- [Task details]: For the listing underneath, give the count of lines containing the string "JSON" and nothing further.

[Collected data]
'''

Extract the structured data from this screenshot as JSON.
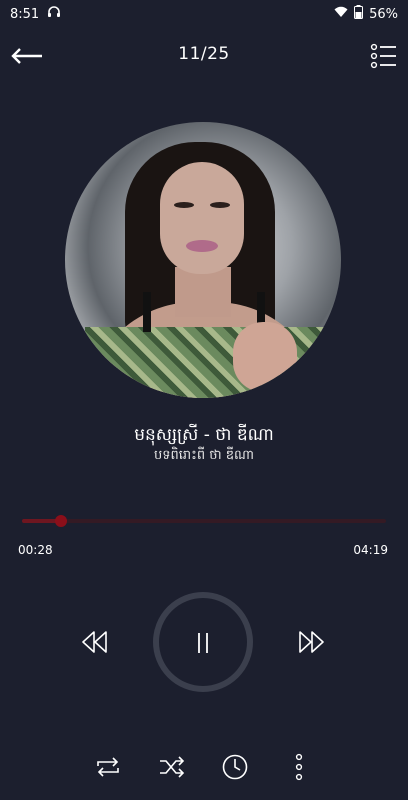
{
  "status_bar": {
    "time": "8:51",
    "battery": "56%"
  },
  "top_bar": {
    "track_counter": "11/25"
  },
  "song": {
    "title": "មនុស្សស្រី  - ថា ឌីណា",
    "artist": "បទពិរោះពី ថា ឌីណា"
  },
  "progress": {
    "elapsed": "00:28",
    "total": "04:19",
    "fraction": 0.108
  },
  "icons": {
    "back": "back-arrow-icon",
    "queue": "playlist-icon",
    "prev": "previous-icon",
    "pause": "pause-icon",
    "next": "next-icon",
    "repeat": "repeat-icon",
    "shuffle": "shuffle-icon",
    "timer": "clock-icon",
    "more": "more-vertical-icon"
  },
  "colors": {
    "background": "#1c1f2e",
    "progress_played": "#6e1620",
    "progress_thumb": "#8b0f1a",
    "play_ring": "#3b3f4d"
  }
}
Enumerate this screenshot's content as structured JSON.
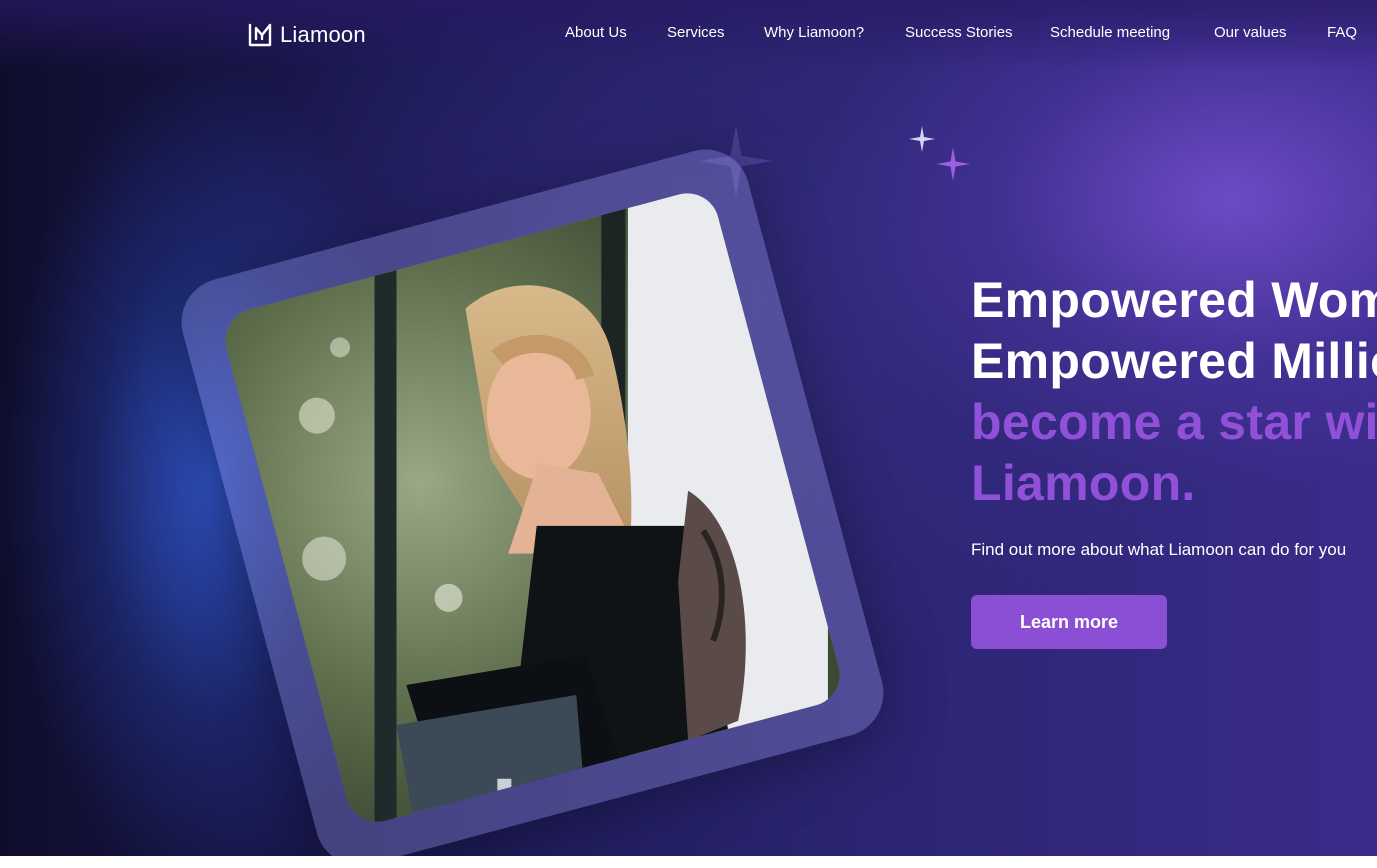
{
  "header": {
    "logo_text": "Liamoon",
    "nav": [
      {
        "label": "About Us"
      },
      {
        "label": "Services"
      },
      {
        "label": "Why Liamoon?"
      },
      {
        "label": "Success Stories"
      },
      {
        "label": "Schedule meeting"
      },
      {
        "label": "Our values"
      },
      {
        "label": "FAQ"
      }
    ]
  },
  "hero": {
    "line1": "Empowered Wom",
    "line2": "Empowered Millio",
    "line3": "become a star wi",
    "line4": "Liamoon.",
    "subtitle": "Find out more about what Liamoon can do for you",
    "cta_label": "Learn more"
  },
  "colors": {
    "accent": "#9150d8",
    "button": "#8b4fd6",
    "text": "#ffffff",
    "background_dark": "#1c1a55"
  },
  "icons": [
    "logo-mark-icon",
    "sparkle-icon"
  ]
}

'''

- [Written answer]: 2